### TEXT PASSAGE
• May 29th 2008, 05:49 PM
jasmine7
I really need help....
Could anyone explain how to do the problem because my math teacher didn't even explain how to do this kind of problem at school.

The Computer Club is going on a field trip to a computer museum. The trip costs $240, to be paid for equally by each club member. The day before the trip, however, four students decide not to go. This increases the cost of the trip by$2 for each remaining student. How many students are going to the computer museum?
• May 29th 2008, 07:40 PM
TheEmptySet
Quote:

Originally Posted by jasmine7
I really need help....
Could anyone explain how to do the problem because my math teacher didn't even explain how to do this kind of problem at school.

The Computer Club is going on a field trip to a computer museum. The trip costs $240, to be paid for equally by each club member. The day before the trip, however, four students decide not to go. This increases the cost of the trip by$2 for each remaining student. How many students are going to the computer museum?

Let S be the number of students going on the trip, and let C be the cost per student.

So then we can get one equation

$S\cdot C=240$

Now we can use the rest of the info to write another equation

we know that four less students are going so thats S-4 and that it will cost two dollars more per student C+2 and this still needs to equal the cost of the trip. So we get

$(S-4)(C+2)=240 \iff SC +2S-4C-8=240$

Now we can isolate a variable from the first equation to get

$S=\frac{240}{C}$ and sub this into the 2nd equationt to get

$\frac{240}{C}\cdot C +2\cdot \frac{240}{C}-4C-8=240$

Reducing gives

$240 + \frac{480}{C}-4C=248$

Now multiply the equation by C to clear the fractions and get

$240C+480-4C^2=248C \iff 0=4C^2+8C-480$

$0=4[C^2+2C-120] \iff 0=4(C-10)(C+12)$

So C is 10 or -12 Since the cost shouldn't be negative. I wish someone would pay me to go to a museum :D C is 10. Plugging back into the first equation we get S=24.

I hope this helps. Good luck.

(Rock)

### TASKS AND EXERCISES
A – Reproduce part of the forum thread on the field trip problem, beginning at the words "Now multiply the" and stopping after the words "helps. Good luck.".
B – In the forum thread on the field trip problem, what does the letter S stand for?
The material after this forum thread is separate from it.

### RECORDED INFORMATION

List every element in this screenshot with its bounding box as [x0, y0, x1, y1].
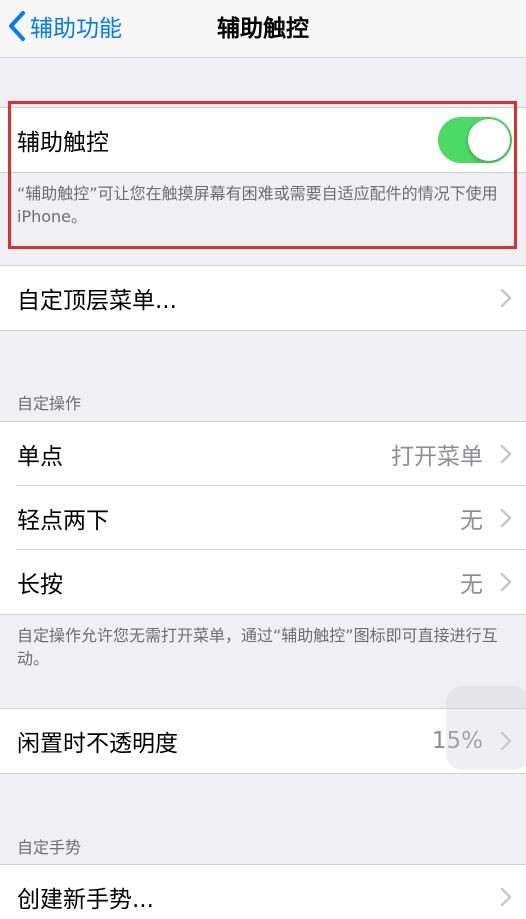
top-menu-group: 自定顶层菜单...: [0, 265, 526, 331]
single-tap-label: 单点: [17, 444, 63, 470]
assistive-touch-floating-button[interactable]: [446, 686, 526, 770]
assistive-touch-group: 辅助触控: [0, 107, 526, 173]
long-press-value: 无: [460, 572, 483, 598]
custom-actions-header: 自定操作: [17, 394, 82, 413]
customize-top-menu-row[interactable]: 自定顶层菜单...: [0, 266, 526, 330]
custom-actions-group: 单点 打开菜单 轻点两下 无 长按 无: [0, 421, 526, 615]
single-tap-value: 打开菜单: [391, 444, 483, 470]
toggle-knob: [468, 119, 510, 161]
long-press-label: 长按: [17, 572, 63, 598]
custom-gestures-group: 创建新手势...: [0, 864, 526, 919]
navigation-bar: 辅助功能 辅助触控: [0, 0, 526, 58]
assistive-touch-toggle[interactable]: [438, 117, 512, 163]
custom-actions-description: 自定操作允许您无需打开菜单，通过“辅助触控”图标即可直接进行互动。: [17, 626, 498, 668]
page-title: 辅助触控: [217, 16, 309, 42]
double-tap-label: 轻点两下: [17, 508, 109, 534]
chevron-right-icon: [500, 887, 512, 907]
chevron-right-icon: [500, 572, 512, 592]
single-tap-row[interactable]: 单点 打开菜单: [0, 422, 526, 486]
customize-top-menu-label: 自定顶层菜单...: [17, 288, 177, 314]
long-press-row[interactable]: 长按 无: [0, 549, 526, 614]
create-gesture-label: 创建新手势...: [17, 887, 154, 913]
assistive-touch-row: 辅助触控: [0, 108, 526, 172]
chevron-right-icon: [500, 288, 512, 308]
settings-page: 辅助功能 辅助触控 辅助触控 “辅助触控”可让您在触摸屏幕有困难或需要自适应配件…: [0, 0, 526, 919]
idle-opacity-label: 闲置时不透明度: [17, 731, 178, 757]
custom-gestures-header: 自定手势: [17, 838, 82, 857]
create-gesture-row[interactable]: 创建新手势...: [0, 865, 526, 919]
double-tap-value: 无: [460, 508, 483, 534]
assistive-touch-description: “辅助触控”可让您在触摸屏幕有困难或需要自适应配件的情况下使用 iPhone。: [17, 184, 498, 226]
chevron-right-icon: [500, 508, 512, 528]
assistive-touch-label: 辅助触控: [17, 130, 109, 156]
double-tap-row[interactable]: 轻点两下 无: [0, 485, 526, 550]
chevron-right-icon: [500, 444, 512, 464]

### FINAL RESULTS
A –
Now multiply the equation by C to clear the fractions and get

$240C+480-4C^2=248C \iff 0=4C^2+8C-480$

$0=4[C^2+2C-120] \iff 0=4(C-10)(C+12)$

So C is 10 or -12 Since the cost shouldn't be negative. I wish someone would pay me to go to a museum :D C is 10. Plugging back into the first equation we get S=24.

I hope this helps. Good luck.

B – The number of students going on the trip.